» **SET EXERCISE**: Rewrite the lines below, putting "probability-line" wherever "prediction-line" appears and leaving everything else unchanged.

» **DATA PROVIDED**:
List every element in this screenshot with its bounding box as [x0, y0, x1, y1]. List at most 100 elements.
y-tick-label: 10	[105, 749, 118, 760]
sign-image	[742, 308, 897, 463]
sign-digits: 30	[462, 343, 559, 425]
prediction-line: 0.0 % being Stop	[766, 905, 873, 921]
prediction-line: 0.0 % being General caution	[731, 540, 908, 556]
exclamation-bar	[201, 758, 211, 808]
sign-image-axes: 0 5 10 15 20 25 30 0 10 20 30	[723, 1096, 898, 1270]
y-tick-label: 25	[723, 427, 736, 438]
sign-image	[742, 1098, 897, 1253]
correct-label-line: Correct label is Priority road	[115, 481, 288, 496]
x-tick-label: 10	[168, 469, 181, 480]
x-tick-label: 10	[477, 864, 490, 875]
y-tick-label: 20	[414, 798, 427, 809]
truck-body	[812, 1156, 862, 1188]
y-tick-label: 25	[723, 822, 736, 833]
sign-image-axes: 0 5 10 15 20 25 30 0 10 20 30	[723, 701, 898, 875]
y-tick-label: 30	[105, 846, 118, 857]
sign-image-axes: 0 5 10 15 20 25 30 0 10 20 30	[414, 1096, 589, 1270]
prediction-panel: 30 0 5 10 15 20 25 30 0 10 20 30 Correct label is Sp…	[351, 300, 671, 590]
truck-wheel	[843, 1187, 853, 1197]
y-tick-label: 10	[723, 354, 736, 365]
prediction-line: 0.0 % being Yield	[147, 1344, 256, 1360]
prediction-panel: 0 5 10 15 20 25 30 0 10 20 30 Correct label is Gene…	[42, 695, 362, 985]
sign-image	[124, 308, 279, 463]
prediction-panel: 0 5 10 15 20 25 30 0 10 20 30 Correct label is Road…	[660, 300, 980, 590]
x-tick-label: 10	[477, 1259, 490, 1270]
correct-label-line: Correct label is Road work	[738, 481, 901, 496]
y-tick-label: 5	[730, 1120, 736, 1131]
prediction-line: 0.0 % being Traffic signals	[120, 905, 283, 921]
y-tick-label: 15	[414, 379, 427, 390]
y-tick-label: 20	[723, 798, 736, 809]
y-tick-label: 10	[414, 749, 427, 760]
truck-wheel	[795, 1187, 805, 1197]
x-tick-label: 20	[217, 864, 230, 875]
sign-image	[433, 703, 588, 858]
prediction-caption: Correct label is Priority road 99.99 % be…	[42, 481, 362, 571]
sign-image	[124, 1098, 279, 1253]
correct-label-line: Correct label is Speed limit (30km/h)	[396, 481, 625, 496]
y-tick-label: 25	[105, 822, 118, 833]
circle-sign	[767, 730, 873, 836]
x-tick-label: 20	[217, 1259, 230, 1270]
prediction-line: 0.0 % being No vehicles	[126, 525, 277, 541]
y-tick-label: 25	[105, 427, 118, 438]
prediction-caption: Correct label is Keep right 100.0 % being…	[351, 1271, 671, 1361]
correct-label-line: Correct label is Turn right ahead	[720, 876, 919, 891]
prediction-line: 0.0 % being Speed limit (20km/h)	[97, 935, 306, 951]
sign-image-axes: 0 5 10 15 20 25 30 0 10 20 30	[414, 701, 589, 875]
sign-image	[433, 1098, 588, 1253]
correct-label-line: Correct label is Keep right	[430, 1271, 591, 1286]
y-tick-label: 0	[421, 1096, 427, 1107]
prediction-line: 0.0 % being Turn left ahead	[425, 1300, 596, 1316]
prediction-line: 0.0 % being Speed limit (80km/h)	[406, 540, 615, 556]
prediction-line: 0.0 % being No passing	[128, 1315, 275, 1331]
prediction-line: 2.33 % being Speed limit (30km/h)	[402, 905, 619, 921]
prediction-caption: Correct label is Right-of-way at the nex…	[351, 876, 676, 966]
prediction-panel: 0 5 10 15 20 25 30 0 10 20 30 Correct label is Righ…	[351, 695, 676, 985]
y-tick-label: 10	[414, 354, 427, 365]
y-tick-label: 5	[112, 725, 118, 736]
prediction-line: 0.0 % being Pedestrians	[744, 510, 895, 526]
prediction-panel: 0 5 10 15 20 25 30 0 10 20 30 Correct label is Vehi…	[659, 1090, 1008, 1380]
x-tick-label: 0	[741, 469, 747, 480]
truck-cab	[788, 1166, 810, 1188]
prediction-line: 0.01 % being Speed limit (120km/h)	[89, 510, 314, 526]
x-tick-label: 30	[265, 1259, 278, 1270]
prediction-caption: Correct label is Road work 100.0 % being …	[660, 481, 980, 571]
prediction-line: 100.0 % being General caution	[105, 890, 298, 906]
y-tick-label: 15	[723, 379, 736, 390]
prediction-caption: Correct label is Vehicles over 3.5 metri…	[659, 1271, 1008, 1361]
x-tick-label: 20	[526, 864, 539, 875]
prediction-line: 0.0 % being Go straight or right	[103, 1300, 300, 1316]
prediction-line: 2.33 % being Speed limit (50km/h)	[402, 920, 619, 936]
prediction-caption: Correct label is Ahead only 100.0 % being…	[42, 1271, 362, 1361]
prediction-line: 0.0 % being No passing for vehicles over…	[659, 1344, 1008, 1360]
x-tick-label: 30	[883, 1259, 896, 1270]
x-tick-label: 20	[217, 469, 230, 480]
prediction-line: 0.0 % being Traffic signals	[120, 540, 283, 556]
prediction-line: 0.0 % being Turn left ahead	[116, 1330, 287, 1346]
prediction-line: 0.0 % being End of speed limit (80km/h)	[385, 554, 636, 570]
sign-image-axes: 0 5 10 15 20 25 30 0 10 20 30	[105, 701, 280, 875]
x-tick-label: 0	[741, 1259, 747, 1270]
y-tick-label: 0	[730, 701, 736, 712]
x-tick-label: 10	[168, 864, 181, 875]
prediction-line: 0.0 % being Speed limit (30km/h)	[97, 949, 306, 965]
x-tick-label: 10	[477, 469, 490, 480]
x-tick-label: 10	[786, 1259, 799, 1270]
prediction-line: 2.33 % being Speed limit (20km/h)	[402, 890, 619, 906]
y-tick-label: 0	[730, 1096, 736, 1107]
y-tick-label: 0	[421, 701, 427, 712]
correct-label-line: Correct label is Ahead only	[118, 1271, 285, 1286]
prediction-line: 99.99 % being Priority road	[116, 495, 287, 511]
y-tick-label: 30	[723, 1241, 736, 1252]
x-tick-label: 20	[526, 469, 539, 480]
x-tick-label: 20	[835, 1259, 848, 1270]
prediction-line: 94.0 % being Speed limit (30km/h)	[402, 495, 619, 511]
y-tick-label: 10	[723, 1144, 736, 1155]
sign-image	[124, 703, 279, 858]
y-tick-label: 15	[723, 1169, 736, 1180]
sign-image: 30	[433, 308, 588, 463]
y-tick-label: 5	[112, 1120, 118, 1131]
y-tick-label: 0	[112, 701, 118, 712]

» **WRITTEN ANSWER**:
List every element in this screenshot with its bounding box as [x0, y0, x1, y1]. List at most 100 elements.
y-tick-label: 10	[105, 749, 118, 760]
sign-image	[742, 308, 897, 463]
sign-digits: 30	[462, 343, 559, 425]
probability-line: 0.0 % being Stop	[766, 905, 873, 921]
probability-line: 0.0 % being General caution	[731, 540, 908, 556]
exclamation-bar	[201, 758, 211, 808]
sign-image-axes: 0 5 10 15 20 25 30 0 10 20 30	[723, 1096, 898, 1270]
y-tick-label: 25	[723, 427, 736, 438]
sign-image	[742, 1098, 897, 1253]
correct-label-line: Correct label is Priority road	[115, 481, 288, 496]
x-tick-label: 10	[168, 469, 181, 480]
x-tick-label: 10	[477, 864, 490, 875]
y-tick-label: 20	[414, 798, 427, 809]
truck-body	[812, 1156, 862, 1188]
y-tick-label: 25	[723, 822, 736, 833]
sign-image-axes: 0 5 10 15 20 25 30 0 10 20 30	[723, 701, 898, 875]
y-tick-label: 30	[105, 846, 118, 857]
sign-image-axes: 0 5 10 15 20 25 30 0 10 20 30	[414, 1096, 589, 1270]
prediction-panel: 30 0 5 10 15 20 25 30 0 10 20 30 Correct label is Sp…	[351, 300, 671, 590]
truck-wheel	[843, 1187, 853, 1197]
y-tick-label: 10	[723, 354, 736, 365]
probability-line: 0.0 % being Yield	[147, 1344, 256, 1360]
prediction-panel: 0 5 10 15 20 25 30 0 10 20 30 Correct label is Gene…	[42, 695, 362, 985]
sign-image	[124, 308, 279, 463]
prediction-panel: 0 5 10 15 20 25 30 0 10 20 30 Correct label is Road…	[660, 300, 980, 590]
x-tick-label: 10	[477, 1259, 490, 1270]
correct-label-line: Correct label is Road work	[738, 481, 901, 496]
y-tick-label: 5	[730, 1120, 736, 1131]
probability-line: 0.0 % being Traffic signals	[120, 905, 283, 921]
y-tick-label: 15	[414, 379, 427, 390]
y-tick-label: 20	[723, 798, 736, 809]
y-tick-label: 10	[414, 749, 427, 760]
truck-wheel	[795, 1187, 805, 1197]
x-tick-label: 20	[217, 864, 230, 875]
sign-image	[433, 703, 588, 858]
prediction-caption: Correct label is Priority road 99.99 % be…	[42, 481, 362, 571]
sign-image	[124, 1098, 279, 1253]
correct-label-line: Correct label is Speed limit (30km/h)	[396, 481, 625, 496]
y-tick-label: 25	[105, 822, 118, 833]
circle-sign	[767, 730, 873, 836]
x-tick-label: 20	[217, 1259, 230, 1270]
probability-line: 0.0 % being No vehicles	[126, 525, 277, 541]
y-tick-label: 25	[105, 427, 118, 438]
prediction-caption: Correct label is Keep right 100.0 % being…	[351, 1271, 671, 1361]
correct-label-line: Correct label is Turn right ahead	[720, 876, 919, 891]
probability-line: 0.0 % being Speed limit (20km/h)	[97, 935, 306, 951]
sign-image-axes: 0 5 10 15 20 25 30 0 10 20 30	[414, 701, 589, 875]
sign-image	[433, 1098, 588, 1253]
correct-label-line: Correct label is Keep right	[430, 1271, 591, 1286]
y-tick-label: 0	[421, 1096, 427, 1107]
probability-line: 0.0 % being Turn left ahead	[425, 1300, 596, 1316]
probability-line: 0.0 % being Speed limit (80km/h)	[406, 540, 615, 556]
probability-line: 0.0 % being No passing	[128, 1315, 275, 1331]
probability-line: 2.33 % being Speed limit (30km/h)	[402, 905, 619, 921]
prediction-caption: Correct label is Right-of-way at the nex…	[351, 876, 676, 966]
prediction-panel: 0 5 10 15 20 25 30 0 10 20 30 Correct label is Righ…	[351, 695, 676, 985]
y-tick-label: 10	[414, 354, 427, 365]
y-tick-label: 5	[112, 725, 118, 736]
probability-line: 0.0 % being Pedestrians	[744, 510, 895, 526]
prediction-panel: 0 5 10 15 20 25 30 0 10 20 30 Correct label is Vehi…	[659, 1090, 1008, 1380]
x-tick-label: 0	[741, 469, 747, 480]
truck-cab	[788, 1166, 810, 1188]
probability-line: 0.01 % being Speed limit (120km/h)	[89, 510, 314, 526]
x-tick-label: 30	[265, 1259, 278, 1270]
prediction-caption: Correct label is Road work 100.0 % being …	[660, 481, 980, 571]
probability-line: 100.0 % being General caution	[105, 890, 298, 906]
y-tick-label: 15	[723, 379, 736, 390]
prediction-caption: Correct label is Vehicles over 3.5 metri…	[659, 1271, 1008, 1361]
x-tick-label: 20	[526, 864, 539, 875]
probability-line: 0.0 % being Go straight or right	[103, 1300, 300, 1316]
probability-line: 2.33 % being Speed limit (50km/h)	[402, 920, 619, 936]
prediction-caption: Correct label is Ahead only 100.0 % being…	[42, 1271, 362, 1361]
probability-line: 0.0 % being No passing for vehicles over…	[659, 1344, 1008, 1360]
x-tick-label: 30	[883, 1259, 896, 1270]
x-tick-label: 20	[217, 469, 230, 480]
probability-line: 0.0 % being Traffic signals	[120, 540, 283, 556]
probability-line: 0.0 % being Turn left ahead	[116, 1330, 287, 1346]
probability-line: 0.0 % being End of speed limit (80km/h)	[385, 554, 636, 570]
sign-image-axes: 0 5 10 15 20 25 30 0 10 20 30	[105, 701, 280, 875]
x-tick-label: 0	[741, 1259, 747, 1270]
y-tick-label: 0	[730, 701, 736, 712]
x-tick-label: 10	[168, 864, 181, 875]
probability-line: 0.0 % being Speed limit (30km/h)	[97, 949, 306, 965]
x-tick-label: 10	[477, 469, 490, 480]
x-tick-label: 10	[786, 1259, 799, 1270]
probability-line: 2.33 % being Speed limit (20km/h)	[402, 890, 619, 906]
y-tick-label: 0	[730, 1096, 736, 1107]
y-tick-label: 0	[421, 701, 427, 712]
correct-label-line: Correct label is Ahead only	[118, 1271, 285, 1286]
probability-line: 99.99 % being Priority road	[116, 495, 287, 511]
y-tick-label: 30	[723, 1241, 736, 1252]
x-tick-label: 20	[526, 469, 539, 480]
x-tick-label: 20	[835, 1259, 848, 1270]
probability-line: 94.0 % being Speed limit (30km/h)	[402, 495, 619, 511]
y-tick-label: 10	[723, 1144, 736, 1155]
sign-image	[124, 703, 279, 858]
y-tick-label: 15	[723, 1169, 736, 1180]
sign-image: 30	[433, 308, 588, 463]
y-tick-label: 5	[112, 1120, 118, 1131]
y-tick-label: 0	[112, 701, 118, 712]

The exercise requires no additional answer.